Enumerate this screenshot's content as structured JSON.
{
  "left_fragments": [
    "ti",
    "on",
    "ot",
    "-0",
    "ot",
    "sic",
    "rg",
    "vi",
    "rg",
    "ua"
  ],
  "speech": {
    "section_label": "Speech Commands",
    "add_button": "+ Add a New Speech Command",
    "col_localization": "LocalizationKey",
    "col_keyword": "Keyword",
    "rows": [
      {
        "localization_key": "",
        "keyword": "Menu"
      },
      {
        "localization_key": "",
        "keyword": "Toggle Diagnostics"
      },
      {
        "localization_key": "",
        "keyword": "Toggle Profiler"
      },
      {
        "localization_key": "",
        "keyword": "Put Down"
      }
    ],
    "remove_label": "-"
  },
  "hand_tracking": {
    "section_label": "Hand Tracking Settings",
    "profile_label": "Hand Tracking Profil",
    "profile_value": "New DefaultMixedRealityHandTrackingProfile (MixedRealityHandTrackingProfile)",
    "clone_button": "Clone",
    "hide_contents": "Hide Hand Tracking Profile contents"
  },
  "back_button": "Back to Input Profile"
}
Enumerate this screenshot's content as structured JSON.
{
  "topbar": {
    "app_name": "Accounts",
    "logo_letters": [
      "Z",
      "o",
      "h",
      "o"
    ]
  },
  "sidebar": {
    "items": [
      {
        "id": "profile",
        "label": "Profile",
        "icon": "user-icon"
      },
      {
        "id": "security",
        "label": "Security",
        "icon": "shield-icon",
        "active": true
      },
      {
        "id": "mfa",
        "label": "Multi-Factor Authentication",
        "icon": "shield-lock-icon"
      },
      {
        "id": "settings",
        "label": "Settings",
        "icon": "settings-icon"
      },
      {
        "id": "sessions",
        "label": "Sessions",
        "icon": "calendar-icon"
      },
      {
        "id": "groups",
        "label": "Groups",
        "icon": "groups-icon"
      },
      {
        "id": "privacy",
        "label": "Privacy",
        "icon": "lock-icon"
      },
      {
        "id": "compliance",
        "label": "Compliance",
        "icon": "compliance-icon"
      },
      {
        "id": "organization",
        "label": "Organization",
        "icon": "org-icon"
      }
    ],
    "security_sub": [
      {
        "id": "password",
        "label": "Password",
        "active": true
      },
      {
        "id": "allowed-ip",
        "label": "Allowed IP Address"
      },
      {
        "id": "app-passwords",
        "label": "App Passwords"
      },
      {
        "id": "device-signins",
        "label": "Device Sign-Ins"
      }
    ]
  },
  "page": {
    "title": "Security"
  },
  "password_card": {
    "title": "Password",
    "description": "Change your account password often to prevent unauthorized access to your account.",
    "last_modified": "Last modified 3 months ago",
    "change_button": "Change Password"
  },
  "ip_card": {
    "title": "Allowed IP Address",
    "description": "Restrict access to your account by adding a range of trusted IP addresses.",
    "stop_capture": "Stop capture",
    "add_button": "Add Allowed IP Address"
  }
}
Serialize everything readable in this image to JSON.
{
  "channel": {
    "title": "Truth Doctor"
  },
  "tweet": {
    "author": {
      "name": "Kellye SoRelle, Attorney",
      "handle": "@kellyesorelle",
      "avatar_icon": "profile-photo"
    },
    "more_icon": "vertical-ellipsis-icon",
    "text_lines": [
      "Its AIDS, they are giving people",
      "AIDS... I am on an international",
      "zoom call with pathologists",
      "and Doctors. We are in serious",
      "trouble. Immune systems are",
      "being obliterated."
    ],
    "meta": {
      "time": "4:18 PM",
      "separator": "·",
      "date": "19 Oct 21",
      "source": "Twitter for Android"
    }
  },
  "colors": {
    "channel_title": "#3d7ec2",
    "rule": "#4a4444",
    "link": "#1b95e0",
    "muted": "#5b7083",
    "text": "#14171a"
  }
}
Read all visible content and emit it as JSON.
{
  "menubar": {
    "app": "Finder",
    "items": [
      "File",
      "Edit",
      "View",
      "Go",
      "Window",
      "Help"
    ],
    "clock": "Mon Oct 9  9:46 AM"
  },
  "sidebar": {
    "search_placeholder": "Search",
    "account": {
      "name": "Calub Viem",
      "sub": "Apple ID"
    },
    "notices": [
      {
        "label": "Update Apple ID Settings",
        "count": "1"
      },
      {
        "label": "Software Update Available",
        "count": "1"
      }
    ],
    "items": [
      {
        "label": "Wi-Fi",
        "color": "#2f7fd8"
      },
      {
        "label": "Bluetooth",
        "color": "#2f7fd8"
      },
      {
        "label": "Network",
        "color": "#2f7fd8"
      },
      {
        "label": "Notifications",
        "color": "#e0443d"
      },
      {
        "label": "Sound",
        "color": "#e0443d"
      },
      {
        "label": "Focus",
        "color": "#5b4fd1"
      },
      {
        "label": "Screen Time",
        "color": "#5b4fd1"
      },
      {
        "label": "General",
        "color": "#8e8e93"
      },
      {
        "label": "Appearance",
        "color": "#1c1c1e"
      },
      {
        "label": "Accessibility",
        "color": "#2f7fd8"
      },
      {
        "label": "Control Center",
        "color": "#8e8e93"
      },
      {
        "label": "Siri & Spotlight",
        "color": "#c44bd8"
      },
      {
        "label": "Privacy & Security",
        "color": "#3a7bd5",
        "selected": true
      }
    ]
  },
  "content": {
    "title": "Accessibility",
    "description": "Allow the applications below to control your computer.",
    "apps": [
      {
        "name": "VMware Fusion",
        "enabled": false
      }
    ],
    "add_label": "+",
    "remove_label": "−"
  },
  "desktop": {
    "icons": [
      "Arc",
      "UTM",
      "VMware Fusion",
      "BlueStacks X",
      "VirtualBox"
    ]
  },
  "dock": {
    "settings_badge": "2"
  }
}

-- Direction --
Extract each line from the listing that holds the word "shield".

-- Response to this exercise --
        "icon": "shield-icon",
        "icon": "shield-lock-icon"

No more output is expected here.